Lo sguardo rivolto fuori dal finestrino, il telefono in una mano, il capo di un sacchetto pieno nell’altra, poggiata per terra. Fa caldo, per essere ottobre, ma lui non lo sa perché è il suo primo ottobre a Bologna. L’autobus semivuoto ferma rumorosamente, lui alza la voce per farsi sentire.

«Certo che sto andando a letto, appena rientro, che vuoi che faccia.»
Sguardo a curiosare nell’autobus alla ricerca di uno sguardo di intesa.
«E va bene, se proprio insisti darò una lavata al pavimento visto che non lo faccio da alcuni giorni, mezzo tappo di detersivo in un secchio.»
Vorrebbe usare lo smartphone per distrarsi con qualche gioco, ma non può, perché è al telefono e l’interlocutore non molla.
«Non fa freddo, te lo assicuro. Si, fra poche fermate sono a casa. Capirai, è sabato sera e sono le dieci meno un quarto, proprio una seratona.»
Si afferra il bavero della giacca, lo accarezza, una smorfia contratta sul viso.
«Ho quello marrone. Fa caldo, con quello verde, te l’ho detto. Quello marrone va benissimo.»

Arriva la mia fermata e devo scendere, ma io conosco quel ragazzo che parla al telefono. Non so come si chiama o dove abiti, ma so chi è, perché lo sono stato anch’io. È uno studente fuorisede. E meridionale, perché durante la conversazione hanno anche parlato di tempo di cottura e sugo, o qualcosa del genere, purtroppo ho perso qualche passaggio. Chissà se sua madre gli nasconde il dentifricio e le lattine di tonno nelle tasche dello zaino, come faceva la mia, che c’è rimasto un po’ di spazio e non si sa mai.

Ogni anno li rivedo a Bologna: lui o lei davanti, lo sguardo sognante a fissare le vetrine dei negozi così grandi, i coetanei in giro, il pensiero a quelle aule dove si arriva con i libri sotto braccio e si scelgono le lezioni da seguire. Poi la mamma, che si domanda come farà a curarsi quando avrà l’influenza, quale sarà il posto migliore dove fare la spesa, se basterà un cambio di lenzuola, se il suo compagno di camera non nascondeva qualcosa di losco, come se la caverà con il fisso che gli passeranno ogni mese. Dietro il papà, che pensa soltanto come se la caveranno loro, con il fisso che gli passeranno ogni mese.

ELENCO CONSEGNE:
- 1) Rispondi in base al testo proposto:
(a) In quale mese si svolge la scena sull'autobus?
(b) Che ore sono secondo quanto il ragazzo dice al telefono?
(c) Che cosa nascondeva la madre del narratore nelle tasche dello zaino?
- 2) Indica se ciascuna affermazione concorda con il testo proposto:
(a) L'autobus è affollato.
(b) Il ragazzo non lava il pavimento da alcuni giorni.
(c) Il narratore sa come si chiama il ragazzo.
- 3) Trascrivi senza modifiche il passo del testo proposto che comincia con «Sguardo a curiosare» e termina con «contratta sul viso.».

DATI FORNITI:

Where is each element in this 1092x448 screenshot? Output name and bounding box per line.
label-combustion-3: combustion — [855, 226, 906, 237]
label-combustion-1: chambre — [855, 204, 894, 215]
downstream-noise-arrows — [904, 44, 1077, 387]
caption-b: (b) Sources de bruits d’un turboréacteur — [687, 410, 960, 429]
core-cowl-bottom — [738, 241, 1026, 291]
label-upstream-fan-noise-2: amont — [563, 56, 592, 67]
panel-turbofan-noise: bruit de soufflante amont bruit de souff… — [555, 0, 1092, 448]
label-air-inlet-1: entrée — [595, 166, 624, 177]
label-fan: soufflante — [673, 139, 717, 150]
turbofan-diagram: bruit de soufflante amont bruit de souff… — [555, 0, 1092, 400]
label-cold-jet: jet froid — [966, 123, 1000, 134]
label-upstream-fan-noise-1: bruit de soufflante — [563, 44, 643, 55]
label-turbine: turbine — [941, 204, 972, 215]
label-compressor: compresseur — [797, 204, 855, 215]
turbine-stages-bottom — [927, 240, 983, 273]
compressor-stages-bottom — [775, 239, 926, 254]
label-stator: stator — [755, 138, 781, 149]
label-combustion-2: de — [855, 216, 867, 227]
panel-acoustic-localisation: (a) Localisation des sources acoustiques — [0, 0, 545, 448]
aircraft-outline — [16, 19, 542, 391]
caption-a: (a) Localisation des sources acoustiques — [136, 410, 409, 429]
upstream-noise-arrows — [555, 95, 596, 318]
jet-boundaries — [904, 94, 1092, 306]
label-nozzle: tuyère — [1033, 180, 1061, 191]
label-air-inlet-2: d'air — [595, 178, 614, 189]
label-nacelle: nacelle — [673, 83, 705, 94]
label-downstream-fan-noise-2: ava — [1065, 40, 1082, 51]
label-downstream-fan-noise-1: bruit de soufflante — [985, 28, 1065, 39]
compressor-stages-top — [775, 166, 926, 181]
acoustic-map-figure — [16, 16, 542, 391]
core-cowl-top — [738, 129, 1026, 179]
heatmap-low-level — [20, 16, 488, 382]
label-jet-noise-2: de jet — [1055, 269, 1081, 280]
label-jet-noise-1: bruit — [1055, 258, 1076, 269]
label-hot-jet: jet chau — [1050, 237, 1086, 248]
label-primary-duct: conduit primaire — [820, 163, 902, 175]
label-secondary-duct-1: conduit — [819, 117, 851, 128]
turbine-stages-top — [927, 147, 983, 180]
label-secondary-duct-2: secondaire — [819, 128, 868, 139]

SOLUZIONI:
- 1)
(a) A ottobre.
(b) Le dieci meno un quarto, di sabato sera.
(c) Il dentifricio e le lattine di tonno.

- 2)
(a) No: «L’autobus semivuoto ferma rumorosamente».
(b) Sì: «visto che non lo faccio da alcuni giorni».
(c) No: «Non so come si chiama o dove abiti».

- 3)
Sguardo a curiosare nell’autobus alla ricerca di uno sguardo di intesa.
«E va bene, se proprio insisti darò una lavata al pavimento visto che non lo faccio da alcuni giorni, mezzo tappo di detersivo in un secchio.»
Vorrebbe usare lo smartphone per distrarsi con qualche gioco, ma non può, perché è al telefono e l’interlocutore non molla.
«Non fa freddo, te lo assicuro. Si, fra poche fermate sono a casa. Capirai, è sabato sera e sono le dieci meno un quarto, proprio una seratona.»
Si afferra il bavero della giacca, lo accarezza, una smorfia contratta sul viso.